▸ INSTRUCTIONS FOR THE TASK: Omit the pictures, please, and give each record below again exactly.

▸ RAW RECORDS:
>> start

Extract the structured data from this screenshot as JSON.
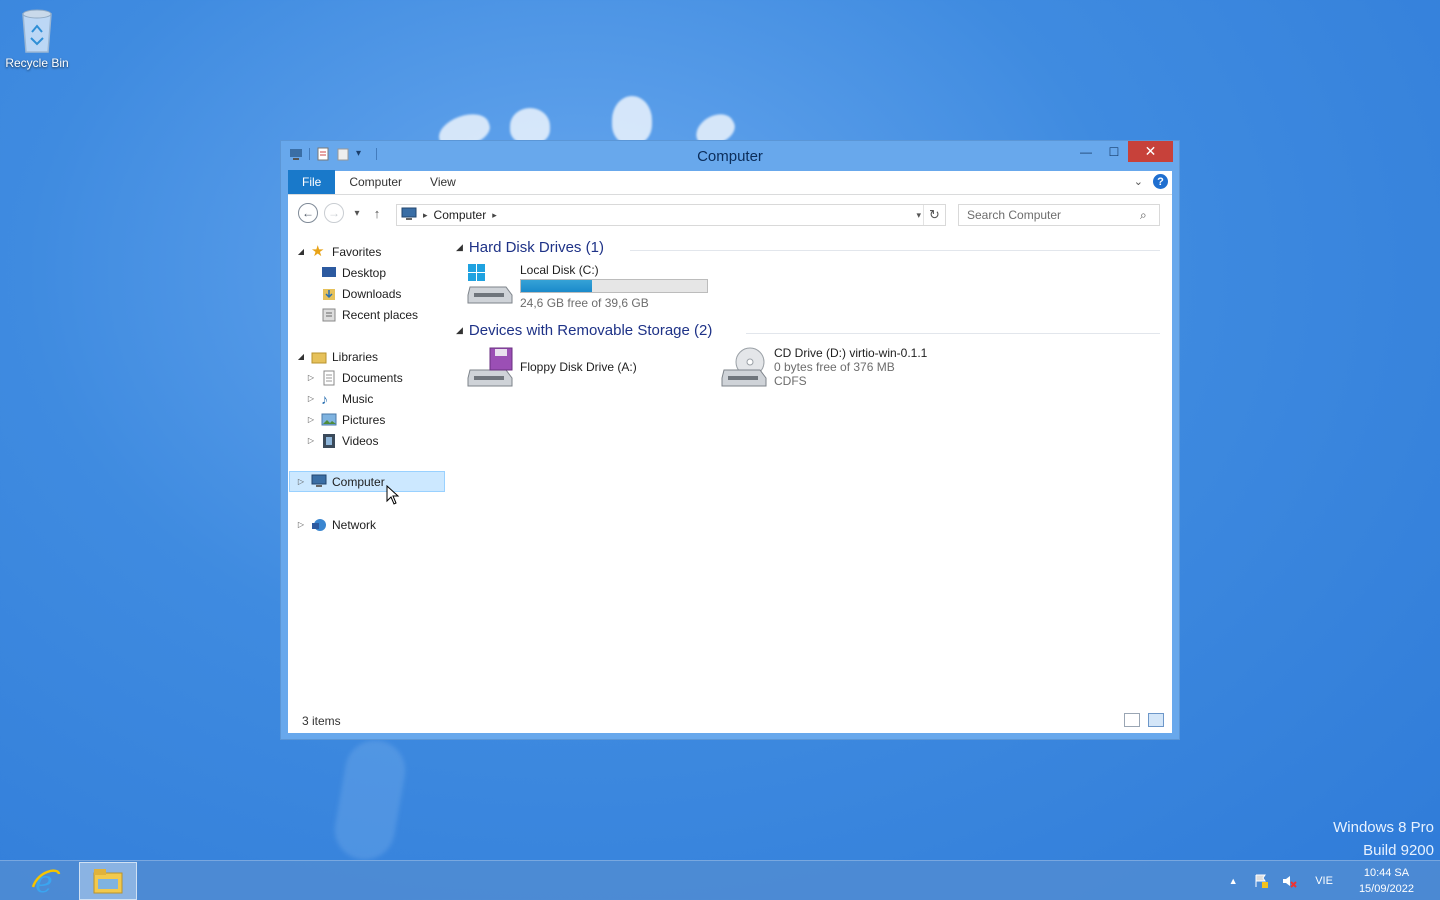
{
  "desktop": {
    "icons": [
      {
        "label": "Recycle Bin",
        "icon": "recycle-bin-icon"
      }
    ],
    "watermark": {
      "line1": "Windows 8 Pro",
      "line2": "Build 9200"
    }
  },
  "window": {
    "title": "Computer",
    "ribbon_tabs": {
      "file": "File",
      "computer": "Computer",
      "view": "View"
    },
    "address": {
      "path": "Computer"
    },
    "search": {
      "placeholder": "Search Computer"
    },
    "nav": {
      "favorites": "Favorites",
      "desktop": "Desktop",
      "downloads": "Downloads",
      "recent": "Recent places",
      "libraries": "Libraries",
      "documents": "Documents",
      "music": "Music",
      "pictures": "Pictures",
      "videos": "Videos",
      "computer": "Computer",
      "network": "Network"
    },
    "groups": {
      "hdd": "Hard Disk Drives (1)",
      "removable": "Devices with Removable Storage (2)"
    },
    "drives": {
      "c": {
        "name": "Local Disk (C:)",
        "free_text": "24,6 GB free of 39,6 GB",
        "used_fraction": 0.38
      },
      "a": {
        "name": "Floppy Disk Drive (A:)"
      },
      "d": {
        "name": "CD Drive (D:) virtio-win-0.1.1",
        "free_text": "0 bytes free of 376 MB",
        "fs": "CDFS"
      }
    },
    "status": {
      "items": "3 items"
    }
  },
  "taskbar": {
    "apps": [
      {
        "icon": "internet-explorer-icon"
      },
      {
        "icon": "file-explorer-icon",
        "active": true
      }
    ],
    "tray": {
      "lang": "VIE",
      "time": "10:44 SA",
      "date": "15/09/2022"
    }
  },
  "colors": {
    "accent": "#1979ca",
    "close": "#c7413a",
    "title_bg": "#68a8ec",
    "selected": "#cce8ff"
  }
}
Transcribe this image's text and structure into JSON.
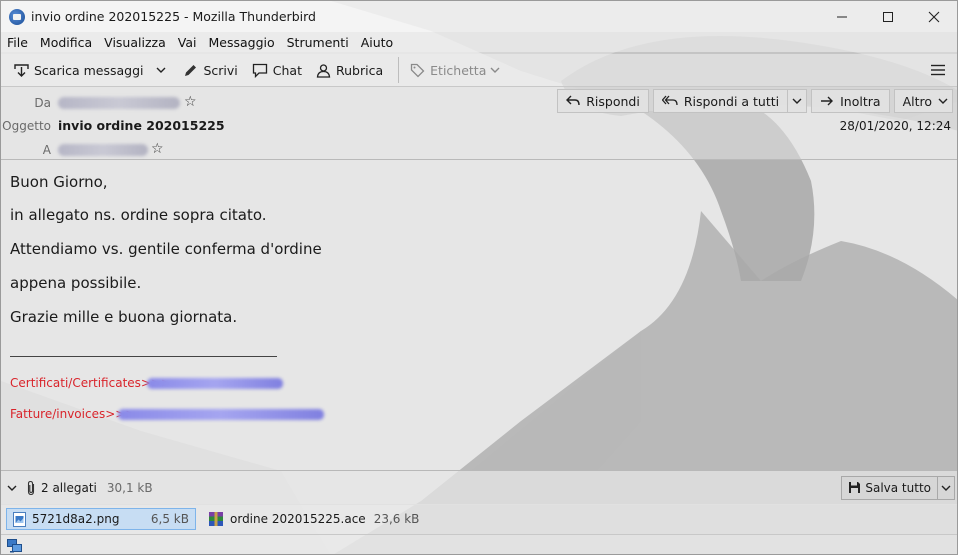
{
  "window": {
    "title": "invio ordine 202015225 - Mozilla Thunderbird",
    "controls": {
      "minimize": "─",
      "maximize": "☐",
      "close": "✕"
    }
  },
  "menu": [
    "File",
    "Modifica",
    "Visualizza",
    "Vai",
    "Messaggio",
    "Strumenti",
    "Aiuto"
  ],
  "toolbar": {
    "get_messages": "Scarica messaggi",
    "write": "Scrivi",
    "chat": "Chat",
    "address_book": "Rubrica",
    "tag": "Etichetta"
  },
  "header": {
    "from_label": "Da",
    "subject_label": "Oggetto",
    "subject": "invio ordine 202015225",
    "to_label": "A",
    "date": "28/01/2020, 12:24",
    "reply": "Rispondi",
    "reply_all": "Rispondi a tutti",
    "forward": "Inoltra",
    "more": "Altro"
  },
  "body": {
    "lines": [
      "Buon Giorno,",
      "in allegato ns. ordine sopra citato.",
      "Attendiamo vs. gentile conferma d'ordine",
      "appena possibile.",
      "Grazie mille e buona giornata."
    ],
    "cert_label": "Certificati/Certificates>>>",
    "invoice_label": "Fatture/invoices>>>"
  },
  "attachments": {
    "count": "2 allegati",
    "total_size": "30,1 kB",
    "save_all": "Salva tutto",
    "items": [
      {
        "name": "5721d8a2.png",
        "size": "6,5 kB",
        "icon": "image-file-icon"
      },
      {
        "name": "ordine 202015225.ace",
        "size": "23,6 kB",
        "icon": "archive-file-icon"
      }
    ]
  }
}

>> end

▸ FULL ANSWER:
Extract the structured data from this screenshot as JSON.
{
  "desktop": {
    "icons": [
      {
        "label": "Recycle Bin",
        "icon": "recycle-bin-icon"
      }
    ],
    "watermark": {
      "line1": "Windows 8 Pro",
      "line2": "Build 9200"
    }
  },
  "window": {
    "title": "Computer",
    "ribbon_tabs": {
      "file": "File",
      "computer": "Computer",
      "view": "View"
    },
    "address": {
      "path": "Computer"
    },
    "search": {
      "placeholder": "Search Computer"
    },
    "nav": {
      "favorites": "Favorites",
      "desktop": "Desktop",
      "downloads": "Downloads",
      "recent": "Recent places",
      "libraries": "Libraries",
      "documents": "Documents",
      "music": "Music",
      "pictures": "Pictures",
      "videos": "Videos",
      "computer": "Computer",
      "network": "Network"
    },
    "groups": {
      "hdd": "Hard Disk Drives (1)",
      "removable": "Devices with Removable Storage (2)"
    },
    "drives": {
      "c": {
        "name": "Local Disk (C:)",
        "free_text": "24,6 GB free of 39,6 GB",
        "used_fraction": 0.38
      },
      "a": {
        "name": "Floppy Disk Drive (A:)"
      },
      "d": {
        "name": "CD Drive (D:) virtio-win-0.1.1",
        "free_text": "0 bytes free of 376 MB",
        "fs": "CDFS"
      }
    },
    "status": {
      "items": "3 items"
    }
  },
  "taskbar": {
    "apps": [
      {
        "icon": "internet-explorer-icon"
      },
      {
        "icon": "file-explorer-icon",
        "active": true
      }
    ],
    "tray": {
      "lang": "VIE",
      "time": "10:44 SA",
      "date": "15/09/2022"
    }
  },
  "colors": {
    "accent": "#1979ca",
    "close": "#c7413a",
    "title_bg": "#68a8ec",
    "selected": "#cce8ff"
  }
}
Transcribe this image's text and structure into JSON.
{
  "window": {
    "title": "invio ordine 202015225 - Mozilla Thunderbird",
    "controls": {
      "minimize": "─",
      "maximize": "☐",
      "close": "✕"
    }
  },
  "menu": [
    "File",
    "Modifica",
    "Visualizza",
    "Vai",
    "Messaggio",
    "Strumenti",
    "Aiuto"
  ],
  "toolbar": {
    "get_messages": "Scarica messaggi",
    "write": "Scrivi",
    "chat": "Chat",
    "address_book": "Rubrica",
    "tag": "Etichetta"
  },
  "header": {
    "from_label": "Da",
    "subject_label": "Oggetto",
    "subject": "invio ordine 202015225",
    "to_label": "A",
    "date": "28/01/2020, 12:24",
    "reply": "Rispondi",
    "reply_all": "Rispondi a tutti",
    "forward": "Inoltra",
    "more": "Altro"
  },
  "body": {
    "lines": [
      "Buon Giorno,",
      "in allegato ns. ordine sopra citato.",
      "Attendiamo vs. gentile conferma d'ordine",
      "appena possibile.",
      "Grazie mille e buona giornata."
    ],
    "cert_label": "Certificati/Certificates>>>",
    "invoice_label": "Fatture/invoices>>>"
  },
  "attachments": {
    "count": "2 allegati",
    "total_size": "30,1 kB",
    "save_all": "Salva tutto",
    "items": [
      {
        "name": "5721d8a2.png",
        "size": "6,5 kB",
        "icon": "image-file-icon"
      },
      {
        "name": "ordine 202015225.ace",
        "size": "23,6 kB",
        "icon": "archive-file-icon"
      }
    ]
  }
}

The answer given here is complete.